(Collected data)
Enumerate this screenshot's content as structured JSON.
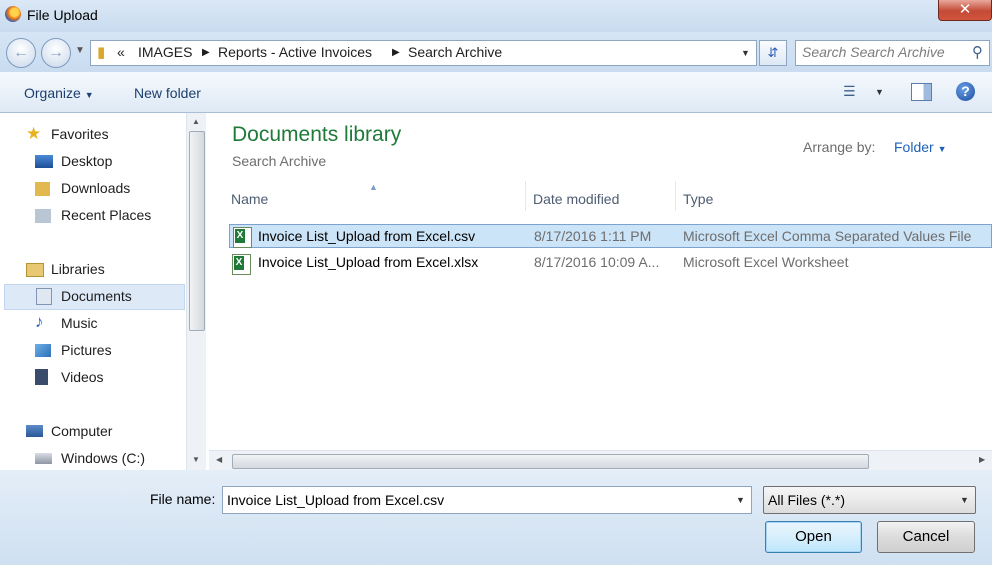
{
  "window": {
    "title": "File Upload",
    "close_label": "✕"
  },
  "address": {
    "overflow": "«",
    "crumbs": [
      "IMAGES",
      "Reports - Active Invoices",
      "Search Archive"
    ]
  },
  "search": {
    "placeholder": "Search Search Archive"
  },
  "toolbar": {
    "organize": "Organize",
    "new_folder": "New folder"
  },
  "navpane": {
    "favorites": "Favorites",
    "desktop": "Desktop",
    "downloads": "Downloads",
    "recent": "Recent Places",
    "libraries": "Libraries",
    "documents": "Documents",
    "music": "Music",
    "pictures": "Pictures",
    "videos": "Videos",
    "computer": "Computer",
    "windows_c": "Windows (C:)"
  },
  "content": {
    "library_title": "Documents library",
    "library_subtitle": "Search Archive",
    "arrange_label": "Arrange by:",
    "arrange_value": "Folder",
    "columns": {
      "name": "Name",
      "date": "Date modified",
      "type": "Type"
    },
    "files": [
      {
        "name": "Invoice List_Upload from Excel.csv",
        "date": "8/17/2016 1:11 PM",
        "type": "Microsoft Excel Comma Separated Values File"
      },
      {
        "name": "Invoice List_Upload from Excel.xlsx",
        "date": "8/17/2016 10:09 A...",
        "type": "Microsoft Excel Worksheet"
      }
    ]
  },
  "bottom": {
    "file_name_label": "File name:",
    "file_name_value": "Invoice List_Upload from Excel.csv",
    "filter_value": "All Files (*.*)",
    "open_label": "Open",
    "cancel_label": "Cancel"
  },
  "colors": {
    "accent": "#1f7a3a",
    "link": "#1e5fb8",
    "selection": "#cce4f7"
  }
}
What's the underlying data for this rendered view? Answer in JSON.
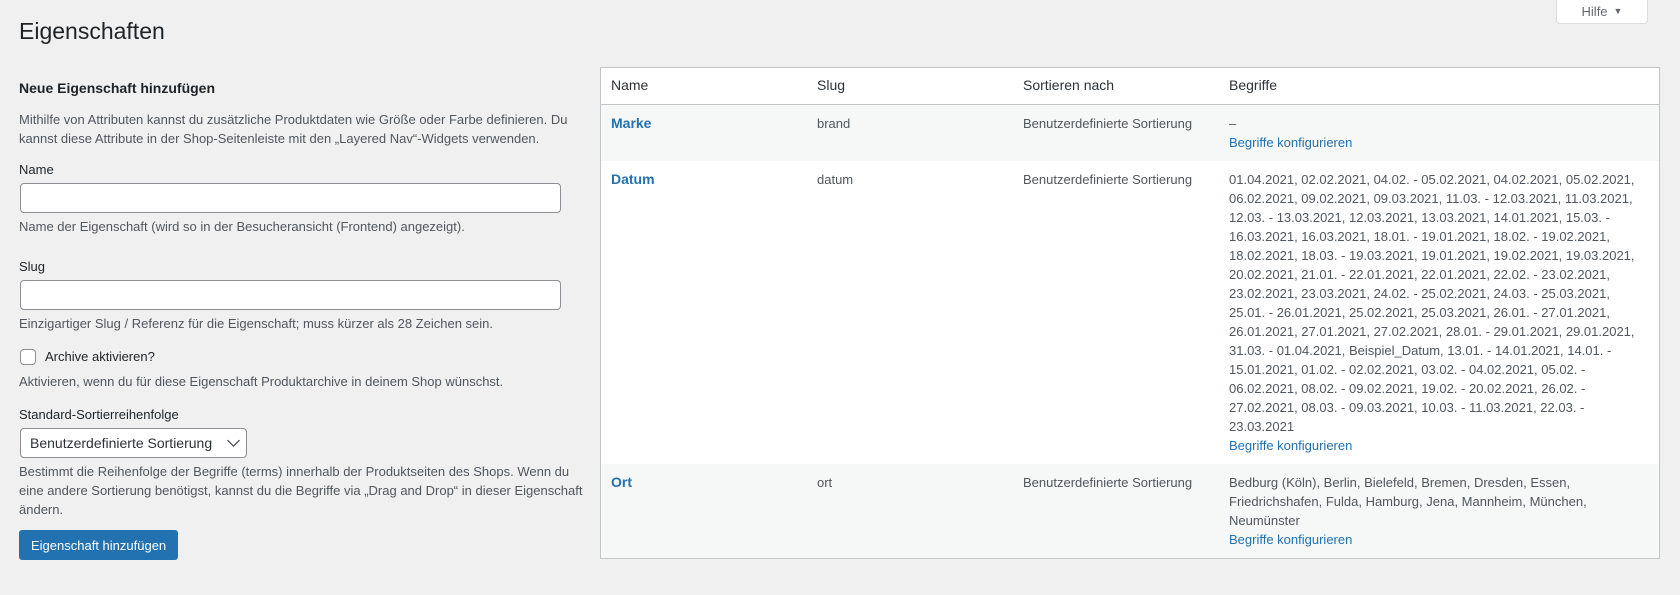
{
  "help": {
    "label": "Hilfe"
  },
  "page": {
    "title": "Eigenschaften"
  },
  "form": {
    "heading": "Neue Eigenschaft hinzufügen",
    "intro": "Mithilfe von Attributen kannst du zusätzliche Produktdaten wie Größe oder Farbe definieren. Du kannst diese Attribute in der Shop-Seitenleiste mit den „Layered Nav“-Widgets verwenden.",
    "name_label": "Name",
    "name_value": "",
    "name_hint": "Name der Eigenschaft (wird so in der Besucheransicht (Frontend) angezeigt).",
    "slug_label": "Slug",
    "slug_value": "",
    "slug_hint": "Einzigartiger Slug / Referenz für die Eigenschaft; muss kürzer als 28 Zeichen sein.",
    "archive_label": "Archive aktivieren?",
    "archive_hint": "Aktivieren, wenn du für diese Eigenschaft Produktarchive in deinem Shop wünschst.",
    "sort_label": "Standard-Sortierreihenfolge",
    "sort_value": "Benutzerdefinierte Sortierung",
    "sort_hint": "Bestimmt die Reihenfolge der Begriffe (terms) innerhalb der Produktseiten des Shops. Wenn du eine andere Sortierung benötigst, kannst du die Begriffe via „Drag and Drop“ in dieser Eigenschaft ändern.",
    "submit_label": "Eigenschaft hinzufügen"
  },
  "table": {
    "columns": [
      "Name",
      "Slug",
      "Sortieren nach",
      "Begriffe"
    ],
    "rows": [
      {
        "name": "Marke",
        "slug": "brand",
        "sort": "Benutzerdefinierte Sortierung",
        "terms": "–",
        "configure": "Begriffe konfigurieren"
      },
      {
        "name": "Datum",
        "slug": "datum",
        "sort": "Benutzerdefinierte Sortierung",
        "terms": "01.04.2021, 02.02.2021, 04.02. - 05.02.2021, 04.02.2021, 05.02.2021, 06.02.2021, 09.02.2021, 09.03.2021, 11.03. - 12.03.2021, 11.03.2021, 12.03. - 13.03.2021, 12.03.2021, 13.03.2021, 14.01.2021, 15.03. - 16.03.2021, 16.03.2021, 18.01. - 19.01.2021, 18.02. - 19.02.2021, 18.02.2021, 18.03. - 19.03.2021, 19.01.2021, 19.02.2021, 19.03.2021, 20.02.2021, 21.01. - 22.01.2021, 22.01.2021, 22.02. - 23.02.2021, 23.02.2021, 23.03.2021, 24.02. - 25.02.2021, 24.03. - 25.03.2021, 25.01. - 26.01.2021, 25.02.2021, 25.03.2021, 26.01. - 27.01.2021, 26.01.2021, 27.01.2021, 27.02.2021, 28.01. - 29.01.2021, 29.01.2021, 31.03. - 01.04.2021, Beispiel_Datum, 13.01. - 14.01.2021, 14.01. - 15.01.2021, 01.02. - 02.02.2021, 03.02. - 04.02.2021, 05.02. - 06.02.2021, 08.02. - 09.02.2021, 19.02. - 20.02.2021, 26.02. - 27.02.2021, 08.03. - 09.03.2021, 10.03. - 11.03.2021, 22.03. - 23.03.2021",
        "configure": "Begriffe konfigurieren"
      },
      {
        "name": "Ort",
        "slug": "ort",
        "sort": "Benutzerdefinierte Sortierung",
        "terms": "Bedburg (Köln), Berlin, Bielefeld, Bremen, Dresden, Essen, Friedrichshafen, Fulda, Hamburg, Jena, Mannheim, München, Neumünster",
        "configure": "Begriffe konfigurieren"
      }
    ]
  }
}
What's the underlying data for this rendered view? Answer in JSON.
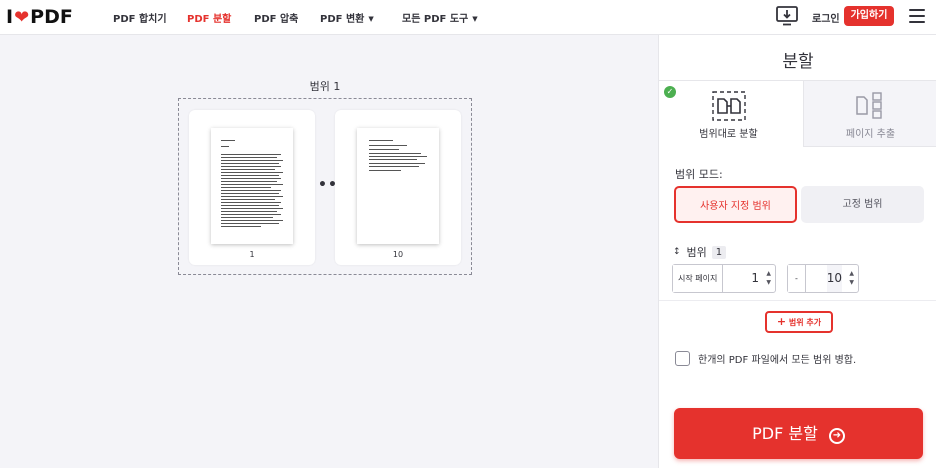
{
  "header": {
    "logo_left": "I",
    "logo_right": "PDF",
    "nav": [
      {
        "label": "PDF 합치기",
        "active": false,
        "caret": false
      },
      {
        "label": "PDF 분할",
        "active": true,
        "caret": false
      },
      {
        "label": "PDF 압축",
        "active": false,
        "caret": false
      },
      {
        "label": "PDF 변환",
        "active": false,
        "caret": true
      },
      {
        "label": "모든 PDF 도구",
        "active": false,
        "caret": true
      }
    ],
    "login": "로그인",
    "signup": "가입하기"
  },
  "main": {
    "range_label": "범위 1",
    "pages": [
      {
        "number": "1"
      },
      {
        "number": "10"
      }
    ]
  },
  "sidebar": {
    "title": "분할",
    "tabs": [
      {
        "label": "범위대로 분할",
        "selected": true
      },
      {
        "label": "페이지 추출",
        "selected": false
      }
    ],
    "mode_label": "범위 모드:",
    "modes": [
      {
        "label": "사용자 지정 범위",
        "selected": true
      },
      {
        "label": "고정 범위",
        "selected": false
      }
    ],
    "range": {
      "label": "범위",
      "index": "1",
      "start_label": "시작 페이지",
      "start_value": "1",
      "end_label": "-",
      "end_value": "10"
    },
    "add_range": "범위 추가",
    "merge_label": "한개의 PDF 파일에서 모든 범위 병합.",
    "split_button": "PDF 분할"
  },
  "colors": {
    "accent": "#e5322d",
    "success": "#4caf50"
  }
}
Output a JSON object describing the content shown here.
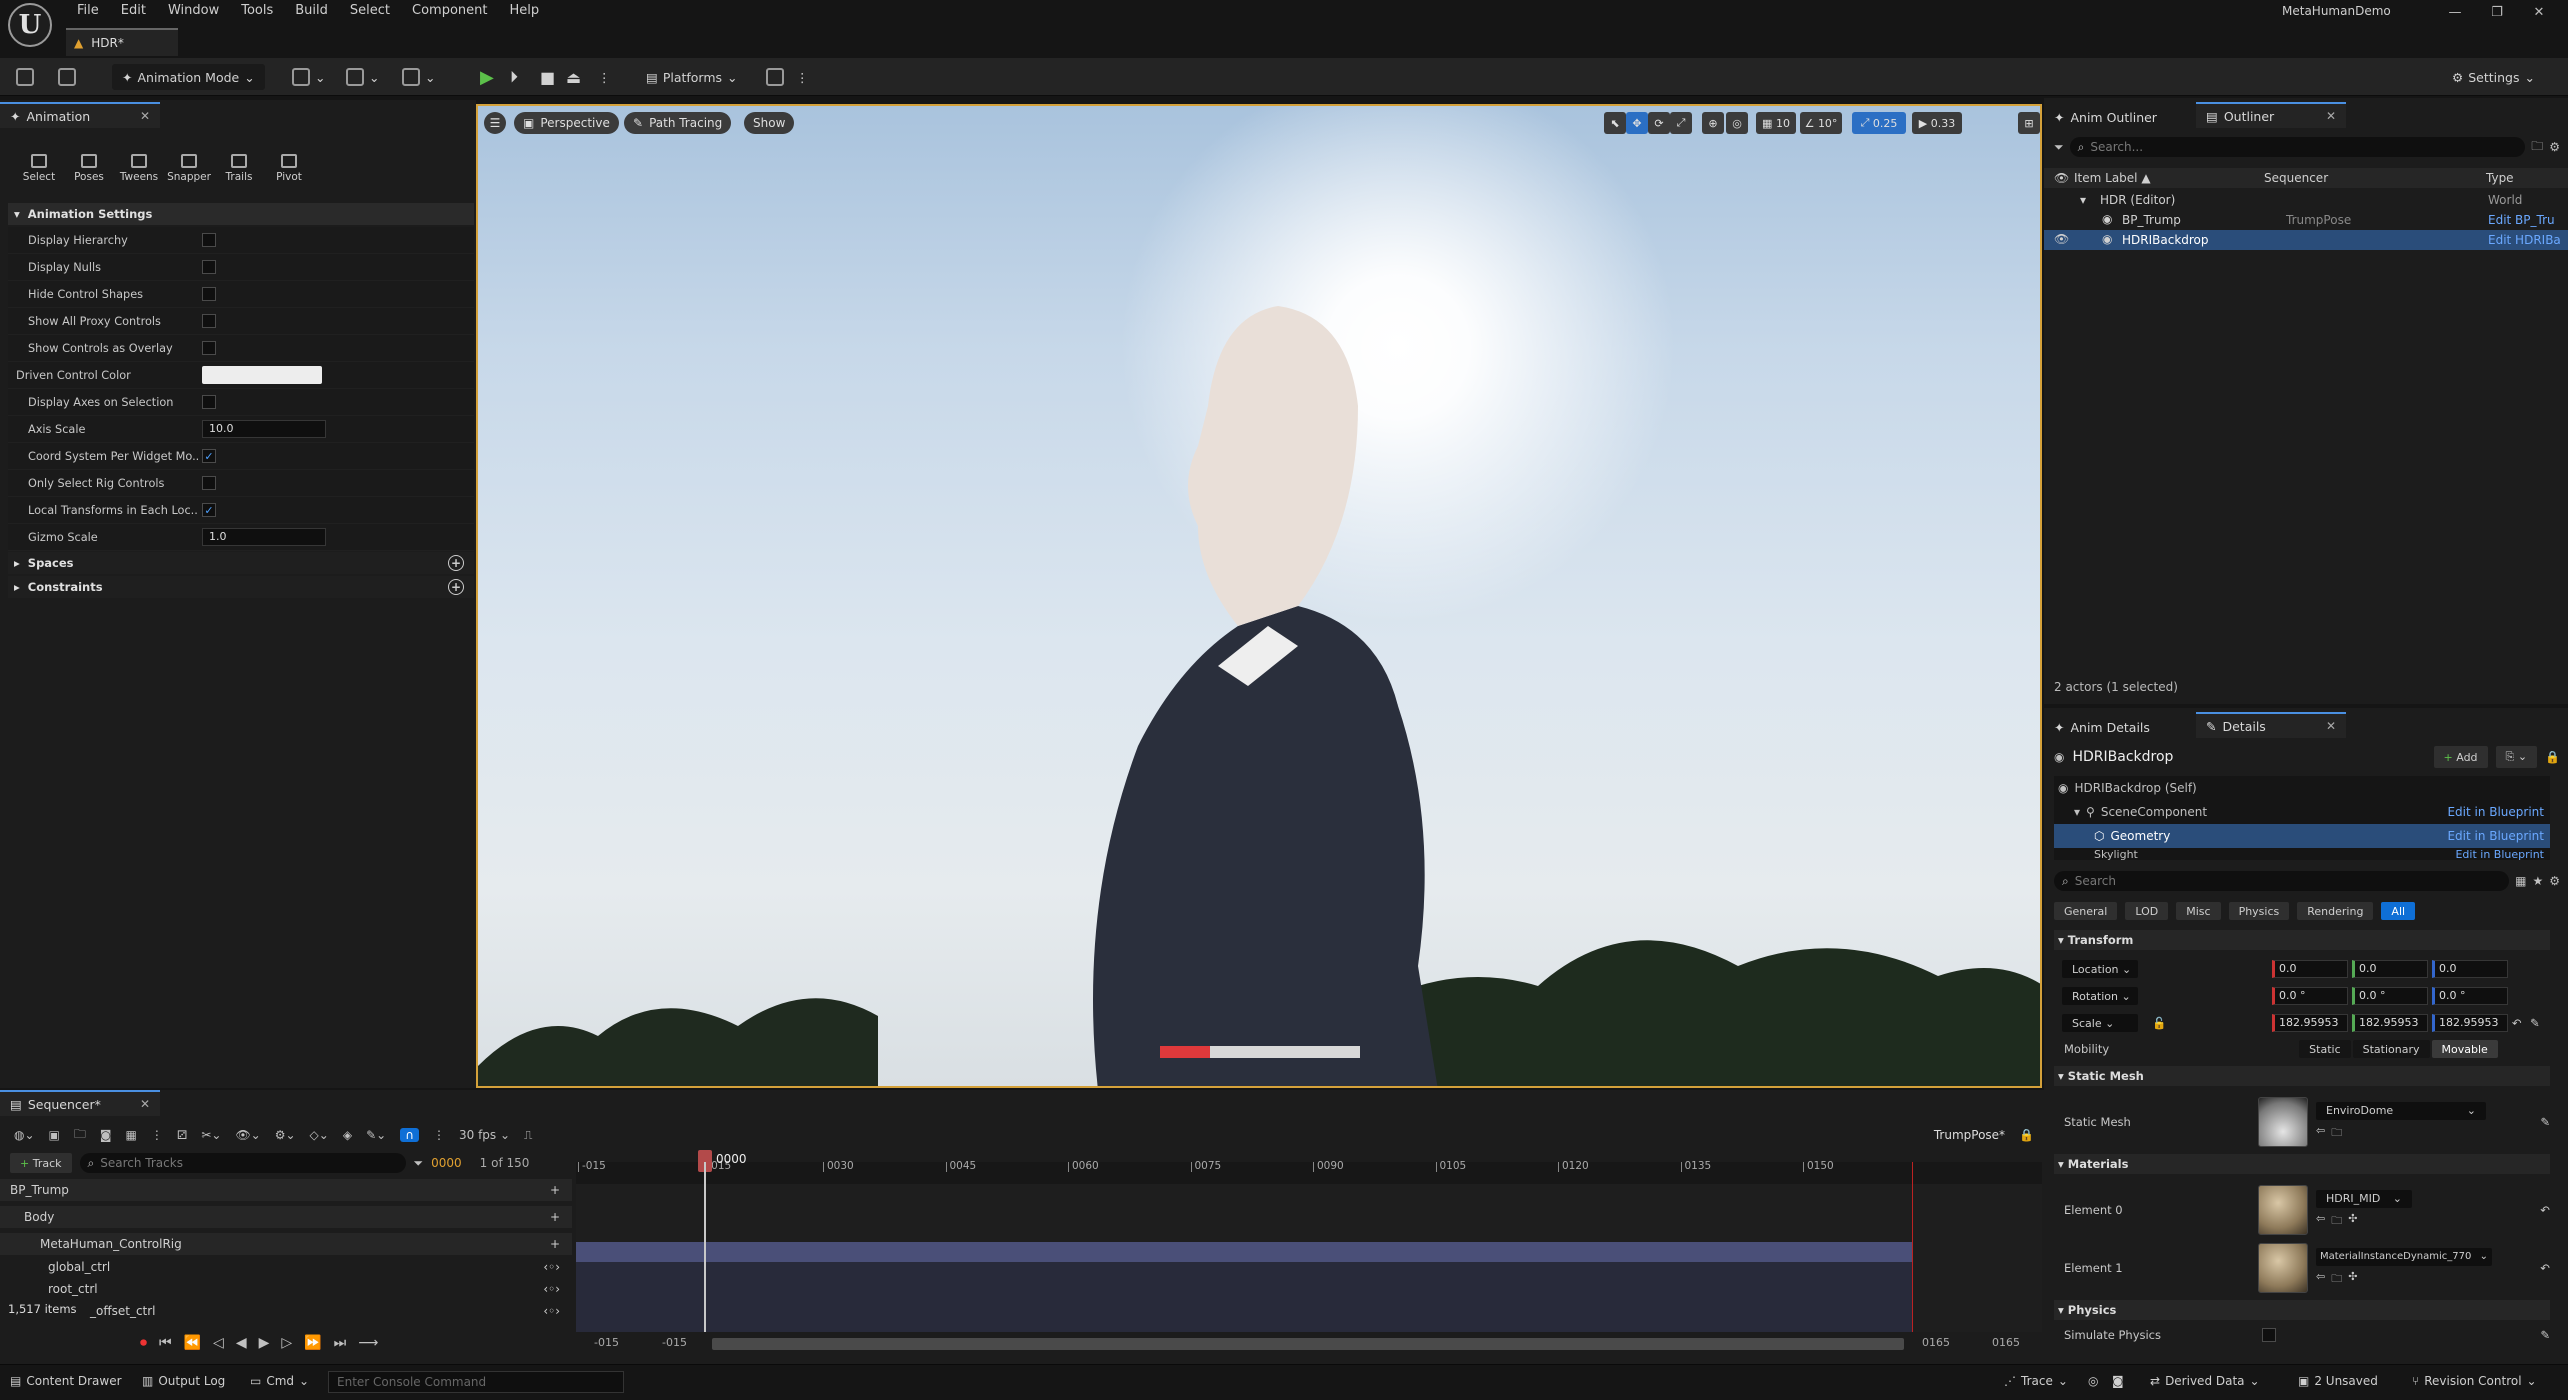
{
  "menu": [
    "File",
    "Edit",
    "Window",
    "Tools",
    "Build",
    "Select",
    "Component",
    "Help"
  ],
  "window": {
    "title": "MetaHumanDemo",
    "doc_tab": "HDR*"
  },
  "toolbar": {
    "mode": "Animation Mode",
    "platforms": "Platforms",
    "settings": "Settings"
  },
  "animation_panel": {
    "tab": "Animation",
    "tools": [
      "Select",
      "Poses",
      "Tweens",
      "Snapper",
      "Trails",
      "Pivot"
    ],
    "section": "Animation Settings",
    "props": [
      {
        "label": "Display Hierarchy",
        "type": "check",
        "value": false
      },
      {
        "label": "Display Nulls",
        "type": "check",
        "value": false
      },
      {
        "label": "Hide Control Shapes",
        "type": "check",
        "value": false
      },
      {
        "label": "Show All Proxy Controls",
        "type": "check",
        "value": false
      },
      {
        "label": "Show Controls as Overlay",
        "type": "check",
        "value": false
      },
      {
        "label": "Driven Control Color",
        "type": "color",
        "value": "#ededed"
      },
      {
        "label": "Display Axes on Selection",
        "type": "check",
        "value": false
      },
      {
        "label": "Axis Scale",
        "type": "num",
        "value": "10.0"
      },
      {
        "label": "Coord System Per Widget Mo...",
        "type": "check",
        "value": true
      },
      {
        "label": "Only Select Rig Controls",
        "type": "check",
        "value": false
      },
      {
        "label": "Local Transforms in Each Loc...",
        "type": "check",
        "value": true
      },
      {
        "label": "Gizmo Scale",
        "type": "num",
        "value": "1.0"
      }
    ],
    "spaces": "Spaces",
    "constraints": "Constraints"
  },
  "viewport": {
    "perspective": "Perspective",
    "path_tracing": "Path Tracing",
    "show": "Show",
    "grid": "10",
    "angle": "10°",
    "scale": "0.25",
    "camera_speed": "0.33",
    "render_progress": 0.25
  },
  "outliner": {
    "tabs": [
      "Anim Outliner",
      "Outliner"
    ],
    "search_placeholder": "Search...",
    "columns": [
      "Item Label ▲",
      "Sequencer",
      "Type"
    ],
    "rows": [
      {
        "label": "HDR (Editor)",
        "seq": "",
        "type": "World"
      },
      {
        "label": "BP_Trump",
        "seq": "TrumpPose",
        "type": "Edit BP_Tru"
      },
      {
        "label": "HDRIBackdrop",
        "seq": "",
        "type": "Edit HDRIBa"
      }
    ],
    "status": "2 actors (1 selected)"
  },
  "details": {
    "tabs": [
      "Anim Details",
      "Details"
    ],
    "actor": "HDRIBackdrop",
    "add": "Add",
    "components": [
      {
        "label": "HDRIBackdrop (Self)",
        "action": ""
      },
      {
        "label": "SceneComponent",
        "action": "Edit in Blueprint"
      },
      {
        "label": "Geometry",
        "action": "Edit in Blueprint"
      },
      {
        "label": "Skylight",
        "action": "Edit in Blueprint"
      }
    ],
    "search_placeholder": "Search",
    "filters": [
      "General",
      "LOD",
      "Misc",
      "Physics",
      "Rendering",
      "All"
    ],
    "transform_section": "Transform",
    "location": {
      "label": "Location",
      "x": "0.0",
      "y": "0.0",
      "z": "0.0"
    },
    "rotation": {
      "label": "Rotation",
      "x": "0.0 °",
      "y": "0.0 °",
      "z": "0.0 °"
    },
    "scale": {
      "label": "Scale",
      "x": "182.95953",
      "y": "182.95953",
      "z": "182.95953"
    },
    "mobility": {
      "label": "Mobility",
      "options": [
        "Static",
        "Stationary",
        "Movable"
      ]
    },
    "static_mesh_section": "Static Mesh",
    "static_mesh": {
      "label": "Static Mesh",
      "value": "EnviroDome"
    },
    "materials_section": "Materials",
    "element0": {
      "label": "Element 0",
      "value": "HDRI_MID"
    },
    "element1": {
      "label": "Element 1",
      "value": "MaterialInstanceDynamic_770"
    },
    "physics_section": "Physics",
    "simulate_physics": "Simulate Physics"
  },
  "sequencer": {
    "tab": "Sequencer*",
    "fps": "30 fps",
    "sequence_name": "TrumpPose*",
    "track_button": "Track",
    "search_placeholder": "Search Tracks",
    "current_frame": "0000",
    "frame_count": "1 of 150",
    "playhead": "0000",
    "ticks": [
      "-015",
      "0015",
      "0030",
      "0045",
      "0060",
      "0075",
      "0090",
      "0105",
      "0120",
      "0135",
      "0150"
    ],
    "tracks": [
      "BP_Trump",
      "Body",
      "MetaHuman_ControlRig",
      "global_ctrl",
      "root_ctrl",
      "_offset_ctrl"
    ],
    "items_count": "1,517 items",
    "range_start_a": "-015",
    "range_start_b": "-015",
    "range_end_a": "0165",
    "range_end_b": "0165"
  },
  "status": {
    "content_drawer": "Content Drawer",
    "output_log": "Output Log",
    "cmd": "Cmd",
    "console_placeholder": "Enter Console Command",
    "trace": "Trace",
    "derived_data": "Derived Data",
    "unsaved": "2 Unsaved",
    "revision": "Revision Control"
  }
}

Exercise details: Track down every line of the material containing the string "TrumpPose", and copy it.

Exercise result:
        "seq": "TrumpPose",
    "sequence_name": "TrumpPose*",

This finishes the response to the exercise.